- Set exercise: Quote everything from the first line of the records down to and including the line that contains "chevron-down-icon[interactable]: ▼ — [1294, 22, 1303, 32]".

________________________

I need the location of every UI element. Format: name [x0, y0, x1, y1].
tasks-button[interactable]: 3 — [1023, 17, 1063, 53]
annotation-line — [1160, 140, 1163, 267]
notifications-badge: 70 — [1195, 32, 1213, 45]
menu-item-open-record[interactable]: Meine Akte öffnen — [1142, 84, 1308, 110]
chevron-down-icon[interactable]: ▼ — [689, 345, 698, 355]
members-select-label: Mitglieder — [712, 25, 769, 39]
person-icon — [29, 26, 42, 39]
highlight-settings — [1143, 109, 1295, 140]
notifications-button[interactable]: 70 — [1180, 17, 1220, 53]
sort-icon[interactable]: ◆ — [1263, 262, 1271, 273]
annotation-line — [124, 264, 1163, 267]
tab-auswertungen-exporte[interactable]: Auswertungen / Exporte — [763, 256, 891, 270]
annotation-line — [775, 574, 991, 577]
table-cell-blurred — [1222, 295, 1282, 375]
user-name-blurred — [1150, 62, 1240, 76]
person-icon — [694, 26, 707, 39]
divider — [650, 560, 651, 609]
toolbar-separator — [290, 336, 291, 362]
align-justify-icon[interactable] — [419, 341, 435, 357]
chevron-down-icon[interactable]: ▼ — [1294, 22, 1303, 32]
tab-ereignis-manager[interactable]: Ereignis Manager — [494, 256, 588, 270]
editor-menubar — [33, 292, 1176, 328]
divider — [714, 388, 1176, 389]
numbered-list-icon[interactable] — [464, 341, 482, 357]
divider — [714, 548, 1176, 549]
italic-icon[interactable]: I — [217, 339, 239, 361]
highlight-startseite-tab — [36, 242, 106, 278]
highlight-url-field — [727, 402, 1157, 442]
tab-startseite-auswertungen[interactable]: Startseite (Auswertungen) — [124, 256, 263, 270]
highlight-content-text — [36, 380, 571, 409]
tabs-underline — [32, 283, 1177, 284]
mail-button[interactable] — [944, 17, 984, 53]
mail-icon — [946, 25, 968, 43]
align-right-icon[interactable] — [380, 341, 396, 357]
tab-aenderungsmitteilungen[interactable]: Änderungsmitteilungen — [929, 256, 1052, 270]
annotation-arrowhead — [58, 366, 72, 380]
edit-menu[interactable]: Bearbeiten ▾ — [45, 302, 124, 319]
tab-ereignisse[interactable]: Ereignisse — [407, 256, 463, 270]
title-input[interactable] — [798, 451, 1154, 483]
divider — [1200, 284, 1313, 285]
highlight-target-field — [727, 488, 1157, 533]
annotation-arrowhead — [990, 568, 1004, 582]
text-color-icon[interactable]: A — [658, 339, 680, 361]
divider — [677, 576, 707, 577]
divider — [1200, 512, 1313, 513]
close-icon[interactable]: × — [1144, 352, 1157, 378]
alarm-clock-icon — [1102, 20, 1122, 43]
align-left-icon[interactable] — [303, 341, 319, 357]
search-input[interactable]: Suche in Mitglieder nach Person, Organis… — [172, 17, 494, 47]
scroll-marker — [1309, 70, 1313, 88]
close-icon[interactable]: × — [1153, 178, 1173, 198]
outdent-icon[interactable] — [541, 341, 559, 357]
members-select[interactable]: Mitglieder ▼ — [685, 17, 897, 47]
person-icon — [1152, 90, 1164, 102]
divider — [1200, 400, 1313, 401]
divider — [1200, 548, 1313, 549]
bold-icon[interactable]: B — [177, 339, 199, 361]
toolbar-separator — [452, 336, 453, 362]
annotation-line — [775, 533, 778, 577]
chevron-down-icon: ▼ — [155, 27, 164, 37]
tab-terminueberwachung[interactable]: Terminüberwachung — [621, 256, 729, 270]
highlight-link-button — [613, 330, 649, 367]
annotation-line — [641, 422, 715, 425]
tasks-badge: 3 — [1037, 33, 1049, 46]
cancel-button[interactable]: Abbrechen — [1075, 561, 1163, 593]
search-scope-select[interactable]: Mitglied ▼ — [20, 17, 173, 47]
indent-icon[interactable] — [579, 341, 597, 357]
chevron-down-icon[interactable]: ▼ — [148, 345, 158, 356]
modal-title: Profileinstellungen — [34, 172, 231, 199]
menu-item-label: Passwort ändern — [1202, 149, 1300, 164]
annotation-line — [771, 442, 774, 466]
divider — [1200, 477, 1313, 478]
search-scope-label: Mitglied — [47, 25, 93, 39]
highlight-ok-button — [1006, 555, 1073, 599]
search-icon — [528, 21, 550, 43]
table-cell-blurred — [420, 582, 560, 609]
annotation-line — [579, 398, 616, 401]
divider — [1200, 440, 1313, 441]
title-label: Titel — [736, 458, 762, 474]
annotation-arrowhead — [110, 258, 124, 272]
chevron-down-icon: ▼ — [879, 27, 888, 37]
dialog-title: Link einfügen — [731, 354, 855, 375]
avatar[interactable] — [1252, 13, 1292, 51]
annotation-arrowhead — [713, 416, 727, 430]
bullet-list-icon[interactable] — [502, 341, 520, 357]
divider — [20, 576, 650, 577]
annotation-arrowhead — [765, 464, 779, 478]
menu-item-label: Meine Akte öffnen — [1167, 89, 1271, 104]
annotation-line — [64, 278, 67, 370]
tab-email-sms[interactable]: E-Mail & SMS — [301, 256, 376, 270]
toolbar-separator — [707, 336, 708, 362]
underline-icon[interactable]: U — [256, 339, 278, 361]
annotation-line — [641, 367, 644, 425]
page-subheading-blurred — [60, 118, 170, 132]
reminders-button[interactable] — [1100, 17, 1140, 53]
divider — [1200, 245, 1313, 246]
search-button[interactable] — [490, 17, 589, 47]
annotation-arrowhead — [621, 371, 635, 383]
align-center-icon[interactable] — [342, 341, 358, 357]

________________________

- Result of the task:
I need the location of every UI element. Format: name [x0, y0, x1, y1].
tasks-button[interactable]: 3 — [1023, 17, 1063, 53]
annotation-line — [1160, 140, 1163, 267]
notifications-badge: 70 — [1195, 32, 1213, 45]
menu-item-open-record[interactable]: Meine Akte öffnen — [1142, 84, 1308, 110]
chevron-down-icon[interactable]: ▼ — [689, 345, 698, 355]
members-select-label: Mitglieder — [712, 25, 769, 39]
person-icon — [29, 26, 42, 39]
highlight-settings — [1143, 109, 1295, 140]
notifications-button[interactable]: 70 — [1180, 17, 1220, 53]
sort-icon[interactable]: ◆ — [1263, 262, 1271, 273]
annotation-line — [124, 264, 1163, 267]
tab-auswertungen-exporte[interactable]: Auswertungen / Exporte — [763, 256, 891, 270]
annotation-line — [775, 574, 991, 577]
table-cell-blurred — [1222, 295, 1282, 375]
user-name-blurred — [1150, 62, 1240, 76]
person-icon — [694, 26, 707, 39]
divider — [650, 560, 651, 609]
toolbar-separator — [290, 336, 291, 362]
align-justify-icon[interactable] — [419, 341, 435, 357]
chevron-down-icon[interactable]: ▼ — [1294, 22, 1303, 32]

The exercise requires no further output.